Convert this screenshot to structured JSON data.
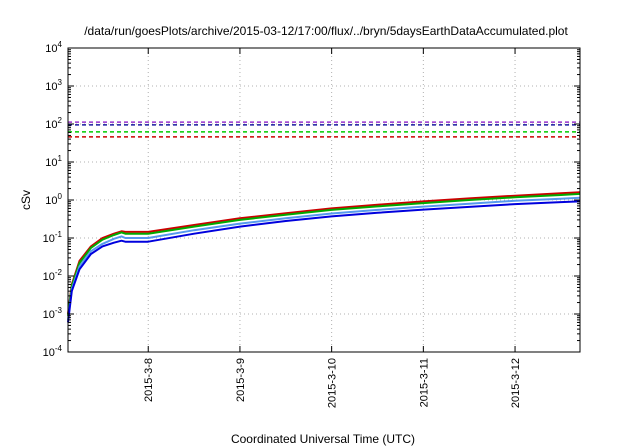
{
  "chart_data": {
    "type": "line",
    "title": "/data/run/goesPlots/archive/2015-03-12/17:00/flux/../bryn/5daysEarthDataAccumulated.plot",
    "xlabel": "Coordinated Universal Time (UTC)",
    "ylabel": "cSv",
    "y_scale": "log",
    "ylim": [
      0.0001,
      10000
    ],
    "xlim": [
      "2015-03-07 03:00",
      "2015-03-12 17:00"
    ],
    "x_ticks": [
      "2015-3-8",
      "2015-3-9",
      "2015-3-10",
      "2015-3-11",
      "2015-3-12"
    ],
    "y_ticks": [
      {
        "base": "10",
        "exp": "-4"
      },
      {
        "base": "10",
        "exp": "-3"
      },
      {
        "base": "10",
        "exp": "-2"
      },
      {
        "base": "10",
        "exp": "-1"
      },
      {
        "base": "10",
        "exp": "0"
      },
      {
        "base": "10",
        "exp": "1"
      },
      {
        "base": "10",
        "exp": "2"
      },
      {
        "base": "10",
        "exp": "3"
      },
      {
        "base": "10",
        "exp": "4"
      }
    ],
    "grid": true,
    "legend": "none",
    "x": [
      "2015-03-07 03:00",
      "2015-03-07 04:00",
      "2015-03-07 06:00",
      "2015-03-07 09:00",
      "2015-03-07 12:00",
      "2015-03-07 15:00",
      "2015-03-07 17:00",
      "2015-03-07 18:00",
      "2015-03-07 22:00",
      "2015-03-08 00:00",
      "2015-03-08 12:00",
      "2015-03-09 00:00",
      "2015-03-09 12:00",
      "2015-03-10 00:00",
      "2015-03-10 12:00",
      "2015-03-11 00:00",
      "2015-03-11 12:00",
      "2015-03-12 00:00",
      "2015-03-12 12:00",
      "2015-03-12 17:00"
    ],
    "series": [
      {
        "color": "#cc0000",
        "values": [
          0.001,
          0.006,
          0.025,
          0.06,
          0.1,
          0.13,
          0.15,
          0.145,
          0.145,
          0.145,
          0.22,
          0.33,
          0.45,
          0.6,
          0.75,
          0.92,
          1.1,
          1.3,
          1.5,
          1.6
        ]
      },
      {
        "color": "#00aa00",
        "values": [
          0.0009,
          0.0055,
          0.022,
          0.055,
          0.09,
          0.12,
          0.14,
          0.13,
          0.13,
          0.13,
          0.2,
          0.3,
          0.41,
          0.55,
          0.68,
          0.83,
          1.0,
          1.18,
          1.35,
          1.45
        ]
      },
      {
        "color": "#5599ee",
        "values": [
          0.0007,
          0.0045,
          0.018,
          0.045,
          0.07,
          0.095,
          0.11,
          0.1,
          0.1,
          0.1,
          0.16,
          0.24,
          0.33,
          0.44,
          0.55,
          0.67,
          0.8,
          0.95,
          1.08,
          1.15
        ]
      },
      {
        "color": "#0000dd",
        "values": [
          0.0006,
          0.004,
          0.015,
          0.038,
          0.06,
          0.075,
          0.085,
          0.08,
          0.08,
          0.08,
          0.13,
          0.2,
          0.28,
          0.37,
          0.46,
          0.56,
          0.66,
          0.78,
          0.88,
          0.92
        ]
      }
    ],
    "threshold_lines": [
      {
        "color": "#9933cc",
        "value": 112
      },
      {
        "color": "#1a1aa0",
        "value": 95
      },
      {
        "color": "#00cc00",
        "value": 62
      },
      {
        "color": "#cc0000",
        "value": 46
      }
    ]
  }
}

## What you have to do
Each line containing "color" counts once; state the total number of such lines and nothing else.

## Full response
8